>> Start
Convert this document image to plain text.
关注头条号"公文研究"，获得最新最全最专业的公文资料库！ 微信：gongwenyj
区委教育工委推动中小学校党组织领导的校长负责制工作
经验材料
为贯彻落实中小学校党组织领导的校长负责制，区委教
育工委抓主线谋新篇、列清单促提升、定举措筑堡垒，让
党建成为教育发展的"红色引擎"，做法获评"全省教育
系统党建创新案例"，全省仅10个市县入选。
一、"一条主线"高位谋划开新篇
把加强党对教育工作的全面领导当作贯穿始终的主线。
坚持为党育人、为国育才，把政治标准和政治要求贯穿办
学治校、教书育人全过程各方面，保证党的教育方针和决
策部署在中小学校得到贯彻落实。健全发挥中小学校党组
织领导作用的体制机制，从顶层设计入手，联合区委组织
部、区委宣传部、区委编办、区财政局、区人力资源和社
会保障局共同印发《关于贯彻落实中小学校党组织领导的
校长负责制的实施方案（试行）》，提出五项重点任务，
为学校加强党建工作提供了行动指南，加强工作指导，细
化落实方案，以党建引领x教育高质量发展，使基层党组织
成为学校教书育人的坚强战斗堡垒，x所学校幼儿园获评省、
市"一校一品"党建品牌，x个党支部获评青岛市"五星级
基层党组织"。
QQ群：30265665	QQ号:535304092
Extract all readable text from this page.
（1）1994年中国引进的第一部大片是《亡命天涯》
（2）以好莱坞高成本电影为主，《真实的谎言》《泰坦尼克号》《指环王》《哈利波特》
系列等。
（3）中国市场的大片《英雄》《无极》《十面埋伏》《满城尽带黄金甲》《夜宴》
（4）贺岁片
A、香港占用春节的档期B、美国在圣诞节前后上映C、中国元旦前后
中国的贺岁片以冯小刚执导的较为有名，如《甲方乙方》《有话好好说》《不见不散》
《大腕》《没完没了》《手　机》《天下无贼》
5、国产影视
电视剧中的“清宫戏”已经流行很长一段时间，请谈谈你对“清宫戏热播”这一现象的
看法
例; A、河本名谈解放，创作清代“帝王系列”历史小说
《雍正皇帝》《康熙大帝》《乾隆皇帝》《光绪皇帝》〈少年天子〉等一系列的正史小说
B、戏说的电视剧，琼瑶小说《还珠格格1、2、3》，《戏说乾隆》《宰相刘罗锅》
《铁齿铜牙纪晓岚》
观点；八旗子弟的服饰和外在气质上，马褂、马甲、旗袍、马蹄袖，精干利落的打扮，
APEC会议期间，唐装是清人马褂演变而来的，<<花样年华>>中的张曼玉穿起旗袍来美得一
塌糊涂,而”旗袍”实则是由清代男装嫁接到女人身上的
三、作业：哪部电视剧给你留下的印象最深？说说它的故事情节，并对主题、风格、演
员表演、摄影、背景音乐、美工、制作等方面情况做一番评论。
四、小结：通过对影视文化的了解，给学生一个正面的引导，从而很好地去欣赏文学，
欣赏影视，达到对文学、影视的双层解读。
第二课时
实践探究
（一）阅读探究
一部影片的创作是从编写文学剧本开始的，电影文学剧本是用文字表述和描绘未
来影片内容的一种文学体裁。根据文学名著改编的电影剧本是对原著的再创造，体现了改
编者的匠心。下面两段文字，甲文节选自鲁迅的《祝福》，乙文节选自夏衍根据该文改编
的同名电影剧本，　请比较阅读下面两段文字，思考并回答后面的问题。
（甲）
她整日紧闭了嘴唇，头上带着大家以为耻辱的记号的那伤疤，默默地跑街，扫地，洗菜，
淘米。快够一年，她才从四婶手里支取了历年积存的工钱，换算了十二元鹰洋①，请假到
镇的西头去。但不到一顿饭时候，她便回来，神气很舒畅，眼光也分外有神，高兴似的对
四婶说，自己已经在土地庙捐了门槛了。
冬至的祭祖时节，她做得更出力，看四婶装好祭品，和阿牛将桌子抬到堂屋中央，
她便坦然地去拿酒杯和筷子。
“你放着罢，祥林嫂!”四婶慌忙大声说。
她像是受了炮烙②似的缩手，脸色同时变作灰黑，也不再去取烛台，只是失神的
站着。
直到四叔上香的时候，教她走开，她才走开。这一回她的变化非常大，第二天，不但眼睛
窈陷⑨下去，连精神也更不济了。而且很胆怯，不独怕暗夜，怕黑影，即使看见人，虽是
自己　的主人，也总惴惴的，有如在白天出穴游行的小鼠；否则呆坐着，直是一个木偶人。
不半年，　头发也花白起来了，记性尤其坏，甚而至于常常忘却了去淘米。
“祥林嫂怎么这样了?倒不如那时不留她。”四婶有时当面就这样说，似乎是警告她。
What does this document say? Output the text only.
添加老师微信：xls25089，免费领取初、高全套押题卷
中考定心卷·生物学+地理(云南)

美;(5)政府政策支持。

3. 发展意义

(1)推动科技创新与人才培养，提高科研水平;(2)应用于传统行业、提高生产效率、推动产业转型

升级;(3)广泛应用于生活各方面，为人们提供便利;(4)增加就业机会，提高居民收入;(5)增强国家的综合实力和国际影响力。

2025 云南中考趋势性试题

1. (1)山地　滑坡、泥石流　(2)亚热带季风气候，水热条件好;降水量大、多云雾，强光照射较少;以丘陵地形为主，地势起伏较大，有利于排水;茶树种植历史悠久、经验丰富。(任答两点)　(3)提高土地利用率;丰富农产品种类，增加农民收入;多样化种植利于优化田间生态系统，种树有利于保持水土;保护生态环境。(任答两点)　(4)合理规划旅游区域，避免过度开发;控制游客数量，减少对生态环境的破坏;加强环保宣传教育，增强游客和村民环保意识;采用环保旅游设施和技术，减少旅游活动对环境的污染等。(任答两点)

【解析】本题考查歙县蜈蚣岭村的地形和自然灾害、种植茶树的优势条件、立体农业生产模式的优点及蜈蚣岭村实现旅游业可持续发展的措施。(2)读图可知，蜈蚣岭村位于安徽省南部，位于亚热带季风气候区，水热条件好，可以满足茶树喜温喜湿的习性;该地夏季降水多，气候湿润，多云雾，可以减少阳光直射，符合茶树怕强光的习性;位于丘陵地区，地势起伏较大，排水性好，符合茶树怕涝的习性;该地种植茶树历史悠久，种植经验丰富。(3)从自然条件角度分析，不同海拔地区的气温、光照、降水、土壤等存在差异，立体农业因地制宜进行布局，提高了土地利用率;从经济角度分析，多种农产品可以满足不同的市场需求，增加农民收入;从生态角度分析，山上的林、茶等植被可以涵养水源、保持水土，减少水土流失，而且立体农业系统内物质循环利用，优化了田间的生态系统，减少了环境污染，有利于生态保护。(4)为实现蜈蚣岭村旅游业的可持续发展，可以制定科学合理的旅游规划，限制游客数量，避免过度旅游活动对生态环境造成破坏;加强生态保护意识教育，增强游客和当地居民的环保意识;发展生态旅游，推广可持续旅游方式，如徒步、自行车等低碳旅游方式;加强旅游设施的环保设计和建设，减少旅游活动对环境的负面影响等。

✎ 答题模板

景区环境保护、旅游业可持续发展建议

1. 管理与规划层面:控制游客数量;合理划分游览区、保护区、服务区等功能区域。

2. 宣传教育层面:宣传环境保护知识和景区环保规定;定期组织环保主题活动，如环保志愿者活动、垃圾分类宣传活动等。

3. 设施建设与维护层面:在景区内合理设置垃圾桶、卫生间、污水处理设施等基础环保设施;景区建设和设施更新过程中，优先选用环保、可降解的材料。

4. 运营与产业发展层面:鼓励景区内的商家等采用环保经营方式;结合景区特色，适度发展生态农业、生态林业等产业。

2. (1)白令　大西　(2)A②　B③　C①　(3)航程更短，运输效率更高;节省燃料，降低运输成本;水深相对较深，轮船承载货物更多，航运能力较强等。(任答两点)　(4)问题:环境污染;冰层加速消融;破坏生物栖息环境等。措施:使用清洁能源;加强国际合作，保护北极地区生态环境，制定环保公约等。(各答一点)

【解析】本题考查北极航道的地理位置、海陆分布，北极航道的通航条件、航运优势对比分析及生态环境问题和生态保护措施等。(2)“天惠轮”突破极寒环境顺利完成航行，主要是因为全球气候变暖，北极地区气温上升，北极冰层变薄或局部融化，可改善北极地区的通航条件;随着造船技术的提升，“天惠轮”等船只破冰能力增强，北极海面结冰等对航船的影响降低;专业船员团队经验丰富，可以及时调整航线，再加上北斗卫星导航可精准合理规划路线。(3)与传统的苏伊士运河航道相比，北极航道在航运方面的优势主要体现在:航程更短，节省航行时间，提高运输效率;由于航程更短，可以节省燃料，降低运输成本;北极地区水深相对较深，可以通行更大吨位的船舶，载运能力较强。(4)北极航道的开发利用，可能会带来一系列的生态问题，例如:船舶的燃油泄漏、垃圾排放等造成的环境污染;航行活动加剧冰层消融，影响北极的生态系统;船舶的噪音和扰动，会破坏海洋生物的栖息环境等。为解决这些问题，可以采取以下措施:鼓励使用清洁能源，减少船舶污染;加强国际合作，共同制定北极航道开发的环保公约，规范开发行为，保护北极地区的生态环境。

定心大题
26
>> End
What is expected
Scan the material above. Copy each line where "text" occurs.

Finished exercise
Convert this document image to plain text.
Extract all readable text from this page.
What does this document say? Output the text only.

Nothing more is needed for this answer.